Task prompt >> Each line that holds the word "does" counts once; give the total for the records below and nothing else.

Exercise material >>
◇ ◇ ◇
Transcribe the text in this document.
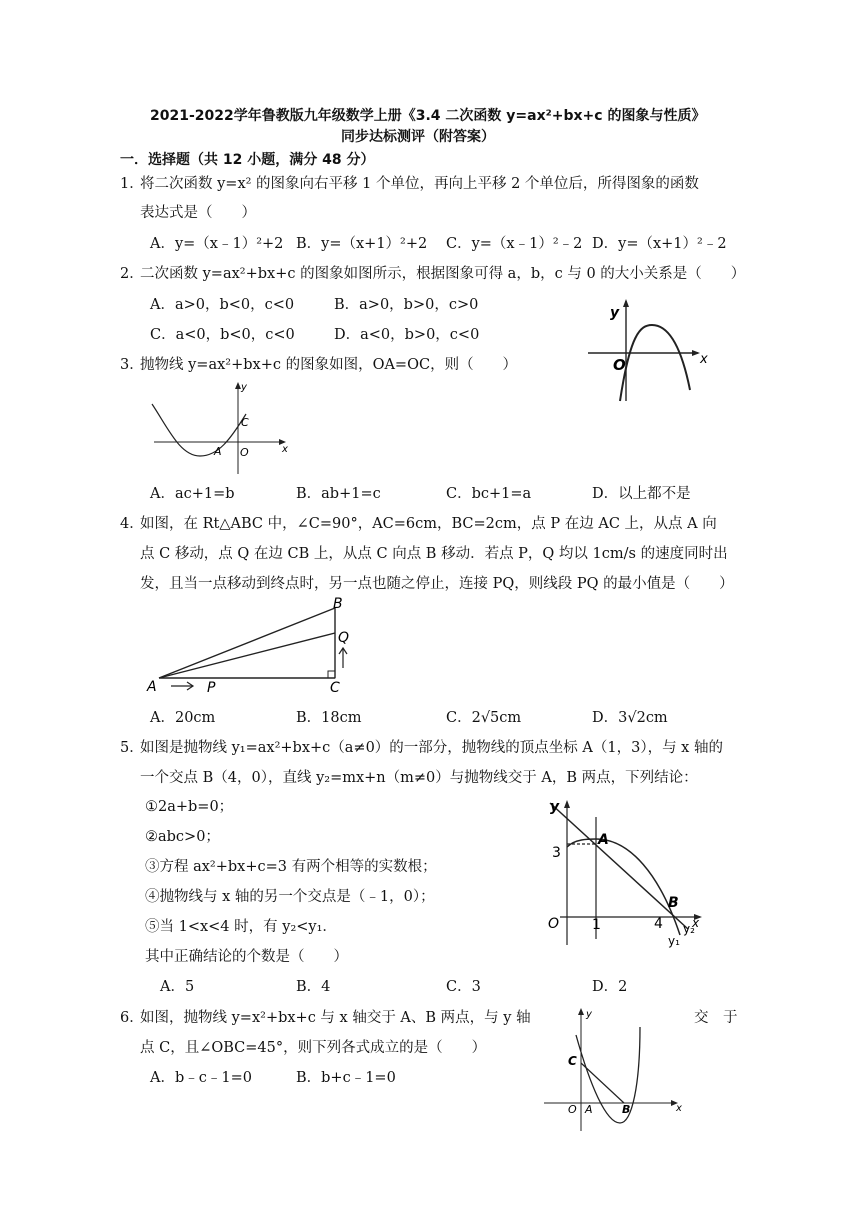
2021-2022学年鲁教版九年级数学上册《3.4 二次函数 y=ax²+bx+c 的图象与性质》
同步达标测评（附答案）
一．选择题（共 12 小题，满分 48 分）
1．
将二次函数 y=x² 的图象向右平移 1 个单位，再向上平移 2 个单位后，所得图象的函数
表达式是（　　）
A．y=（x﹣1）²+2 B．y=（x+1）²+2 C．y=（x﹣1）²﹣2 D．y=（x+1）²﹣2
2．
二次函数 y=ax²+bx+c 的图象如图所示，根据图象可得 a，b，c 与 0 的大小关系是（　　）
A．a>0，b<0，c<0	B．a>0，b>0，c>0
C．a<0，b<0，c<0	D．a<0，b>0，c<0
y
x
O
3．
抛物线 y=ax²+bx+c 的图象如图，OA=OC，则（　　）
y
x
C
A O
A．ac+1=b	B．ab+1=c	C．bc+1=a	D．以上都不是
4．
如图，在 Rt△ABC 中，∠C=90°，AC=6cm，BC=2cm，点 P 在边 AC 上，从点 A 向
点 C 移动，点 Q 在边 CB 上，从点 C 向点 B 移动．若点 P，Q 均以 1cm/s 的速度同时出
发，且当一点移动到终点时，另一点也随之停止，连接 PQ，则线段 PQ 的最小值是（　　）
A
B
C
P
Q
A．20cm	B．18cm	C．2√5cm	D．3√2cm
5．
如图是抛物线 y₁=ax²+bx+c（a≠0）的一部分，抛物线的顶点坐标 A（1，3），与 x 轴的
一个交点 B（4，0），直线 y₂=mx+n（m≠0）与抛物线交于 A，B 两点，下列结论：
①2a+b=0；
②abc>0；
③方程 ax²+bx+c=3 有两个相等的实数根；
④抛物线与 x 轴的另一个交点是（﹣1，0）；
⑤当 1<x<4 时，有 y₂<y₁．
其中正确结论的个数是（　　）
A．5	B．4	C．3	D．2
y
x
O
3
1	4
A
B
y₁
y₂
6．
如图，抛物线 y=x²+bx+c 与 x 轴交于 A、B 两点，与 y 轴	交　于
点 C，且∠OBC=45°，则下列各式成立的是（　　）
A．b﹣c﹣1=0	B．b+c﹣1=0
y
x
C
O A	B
◇ ◇ ◇
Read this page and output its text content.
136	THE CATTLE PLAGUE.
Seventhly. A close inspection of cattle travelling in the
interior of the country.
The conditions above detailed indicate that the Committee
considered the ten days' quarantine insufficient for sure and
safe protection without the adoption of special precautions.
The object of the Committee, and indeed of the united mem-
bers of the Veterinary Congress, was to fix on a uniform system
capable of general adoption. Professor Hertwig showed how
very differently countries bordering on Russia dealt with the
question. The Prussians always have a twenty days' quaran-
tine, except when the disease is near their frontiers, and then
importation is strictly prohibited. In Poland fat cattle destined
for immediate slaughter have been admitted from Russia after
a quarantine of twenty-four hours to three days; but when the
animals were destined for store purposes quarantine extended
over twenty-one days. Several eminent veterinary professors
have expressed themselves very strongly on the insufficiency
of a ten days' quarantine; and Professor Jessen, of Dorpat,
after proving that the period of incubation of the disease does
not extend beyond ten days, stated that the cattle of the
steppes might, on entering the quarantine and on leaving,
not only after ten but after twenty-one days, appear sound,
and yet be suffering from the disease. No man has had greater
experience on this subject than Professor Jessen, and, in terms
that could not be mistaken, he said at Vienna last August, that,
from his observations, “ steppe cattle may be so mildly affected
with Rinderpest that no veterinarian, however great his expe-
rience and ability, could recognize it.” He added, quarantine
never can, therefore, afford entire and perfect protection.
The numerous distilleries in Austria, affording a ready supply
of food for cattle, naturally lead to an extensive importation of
◇ ◇ ◇
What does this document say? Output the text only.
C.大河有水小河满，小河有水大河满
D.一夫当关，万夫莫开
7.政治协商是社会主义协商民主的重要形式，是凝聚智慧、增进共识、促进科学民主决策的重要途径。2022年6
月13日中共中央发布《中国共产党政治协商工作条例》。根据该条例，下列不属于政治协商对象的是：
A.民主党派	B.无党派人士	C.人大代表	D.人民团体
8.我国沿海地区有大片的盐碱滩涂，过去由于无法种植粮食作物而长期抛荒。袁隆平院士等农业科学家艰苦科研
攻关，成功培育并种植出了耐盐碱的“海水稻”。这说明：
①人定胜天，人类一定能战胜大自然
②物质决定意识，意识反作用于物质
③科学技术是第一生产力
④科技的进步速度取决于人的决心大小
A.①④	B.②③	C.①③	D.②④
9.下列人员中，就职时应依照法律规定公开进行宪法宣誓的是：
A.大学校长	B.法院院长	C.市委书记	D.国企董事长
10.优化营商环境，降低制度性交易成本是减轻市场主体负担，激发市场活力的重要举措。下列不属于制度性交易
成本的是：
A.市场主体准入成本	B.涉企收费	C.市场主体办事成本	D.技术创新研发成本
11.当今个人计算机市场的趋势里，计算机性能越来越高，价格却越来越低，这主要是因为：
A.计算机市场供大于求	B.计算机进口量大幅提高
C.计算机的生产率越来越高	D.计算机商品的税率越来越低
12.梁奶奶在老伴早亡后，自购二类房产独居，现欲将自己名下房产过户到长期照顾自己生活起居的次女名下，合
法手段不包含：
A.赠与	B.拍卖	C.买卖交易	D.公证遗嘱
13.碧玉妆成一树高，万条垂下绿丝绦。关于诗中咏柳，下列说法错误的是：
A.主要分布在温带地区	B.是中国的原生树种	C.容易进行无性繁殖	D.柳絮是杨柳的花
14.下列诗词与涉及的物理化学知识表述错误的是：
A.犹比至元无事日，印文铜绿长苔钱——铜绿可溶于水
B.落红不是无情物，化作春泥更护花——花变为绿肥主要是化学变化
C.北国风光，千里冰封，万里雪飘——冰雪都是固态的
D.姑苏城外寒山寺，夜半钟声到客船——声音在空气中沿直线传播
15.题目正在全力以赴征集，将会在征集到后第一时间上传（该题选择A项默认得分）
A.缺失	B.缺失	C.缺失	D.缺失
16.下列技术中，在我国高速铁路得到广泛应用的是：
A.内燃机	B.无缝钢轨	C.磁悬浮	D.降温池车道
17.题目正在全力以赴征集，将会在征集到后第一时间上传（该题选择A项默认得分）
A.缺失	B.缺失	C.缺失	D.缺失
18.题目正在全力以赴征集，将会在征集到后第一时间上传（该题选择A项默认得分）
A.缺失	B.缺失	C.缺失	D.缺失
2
◇ ◇ ◇
Answer to the problem >> 2